_What is asked:_ Tally the lines containing "JSON" and report the number alone.

_Supplied data:_
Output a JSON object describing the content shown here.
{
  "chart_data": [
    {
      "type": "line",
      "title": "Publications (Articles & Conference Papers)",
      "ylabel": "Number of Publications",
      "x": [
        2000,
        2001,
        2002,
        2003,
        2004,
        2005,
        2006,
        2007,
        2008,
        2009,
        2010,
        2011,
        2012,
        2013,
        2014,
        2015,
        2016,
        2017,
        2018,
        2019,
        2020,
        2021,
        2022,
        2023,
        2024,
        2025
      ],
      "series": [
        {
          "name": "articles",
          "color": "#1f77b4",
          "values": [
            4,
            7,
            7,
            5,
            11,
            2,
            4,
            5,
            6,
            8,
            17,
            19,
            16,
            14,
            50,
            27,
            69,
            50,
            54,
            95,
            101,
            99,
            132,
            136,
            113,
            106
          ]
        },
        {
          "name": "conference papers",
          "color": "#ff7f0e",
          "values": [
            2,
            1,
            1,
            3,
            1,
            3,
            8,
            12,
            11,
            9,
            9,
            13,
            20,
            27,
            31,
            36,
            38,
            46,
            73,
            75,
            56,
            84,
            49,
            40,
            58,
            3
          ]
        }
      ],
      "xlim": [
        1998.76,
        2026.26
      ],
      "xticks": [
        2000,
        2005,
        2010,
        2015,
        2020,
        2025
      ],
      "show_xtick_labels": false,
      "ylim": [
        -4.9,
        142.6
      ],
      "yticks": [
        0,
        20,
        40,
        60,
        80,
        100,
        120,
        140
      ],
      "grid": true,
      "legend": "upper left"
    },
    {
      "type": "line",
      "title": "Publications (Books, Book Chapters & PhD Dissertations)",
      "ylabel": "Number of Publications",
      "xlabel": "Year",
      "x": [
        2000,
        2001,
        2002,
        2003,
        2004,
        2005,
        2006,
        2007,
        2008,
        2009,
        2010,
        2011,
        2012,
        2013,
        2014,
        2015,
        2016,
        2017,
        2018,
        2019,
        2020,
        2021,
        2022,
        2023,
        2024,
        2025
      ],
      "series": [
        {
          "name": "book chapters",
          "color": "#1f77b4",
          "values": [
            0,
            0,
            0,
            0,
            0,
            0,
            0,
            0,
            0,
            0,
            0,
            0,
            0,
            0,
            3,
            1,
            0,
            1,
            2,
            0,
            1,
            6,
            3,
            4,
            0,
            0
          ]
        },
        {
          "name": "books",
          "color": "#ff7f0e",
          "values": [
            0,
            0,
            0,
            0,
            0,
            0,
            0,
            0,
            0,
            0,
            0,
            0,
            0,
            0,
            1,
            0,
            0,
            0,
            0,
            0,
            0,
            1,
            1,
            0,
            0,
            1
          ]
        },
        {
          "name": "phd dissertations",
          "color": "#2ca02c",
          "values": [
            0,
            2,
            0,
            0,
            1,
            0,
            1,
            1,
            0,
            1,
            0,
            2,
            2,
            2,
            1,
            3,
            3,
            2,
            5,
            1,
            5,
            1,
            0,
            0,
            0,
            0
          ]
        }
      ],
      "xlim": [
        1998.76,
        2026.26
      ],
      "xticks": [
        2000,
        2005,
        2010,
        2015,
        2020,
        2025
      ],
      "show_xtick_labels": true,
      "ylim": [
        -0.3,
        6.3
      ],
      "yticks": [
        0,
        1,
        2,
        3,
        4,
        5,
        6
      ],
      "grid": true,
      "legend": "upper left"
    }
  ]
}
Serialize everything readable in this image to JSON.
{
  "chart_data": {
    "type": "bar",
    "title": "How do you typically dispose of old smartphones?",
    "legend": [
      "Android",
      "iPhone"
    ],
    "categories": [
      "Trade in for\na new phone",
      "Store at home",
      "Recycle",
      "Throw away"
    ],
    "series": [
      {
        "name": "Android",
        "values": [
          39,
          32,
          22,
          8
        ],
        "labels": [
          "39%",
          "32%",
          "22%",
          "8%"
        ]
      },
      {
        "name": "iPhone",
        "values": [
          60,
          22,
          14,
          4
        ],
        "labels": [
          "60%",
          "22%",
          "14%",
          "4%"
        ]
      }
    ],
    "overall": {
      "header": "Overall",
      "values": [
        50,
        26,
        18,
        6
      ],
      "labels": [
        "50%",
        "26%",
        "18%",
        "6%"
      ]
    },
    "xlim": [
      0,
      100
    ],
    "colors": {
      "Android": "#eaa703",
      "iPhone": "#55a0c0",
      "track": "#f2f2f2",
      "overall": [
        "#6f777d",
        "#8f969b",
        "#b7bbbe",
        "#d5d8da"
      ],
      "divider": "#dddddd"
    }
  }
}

_Result of the task:_ 2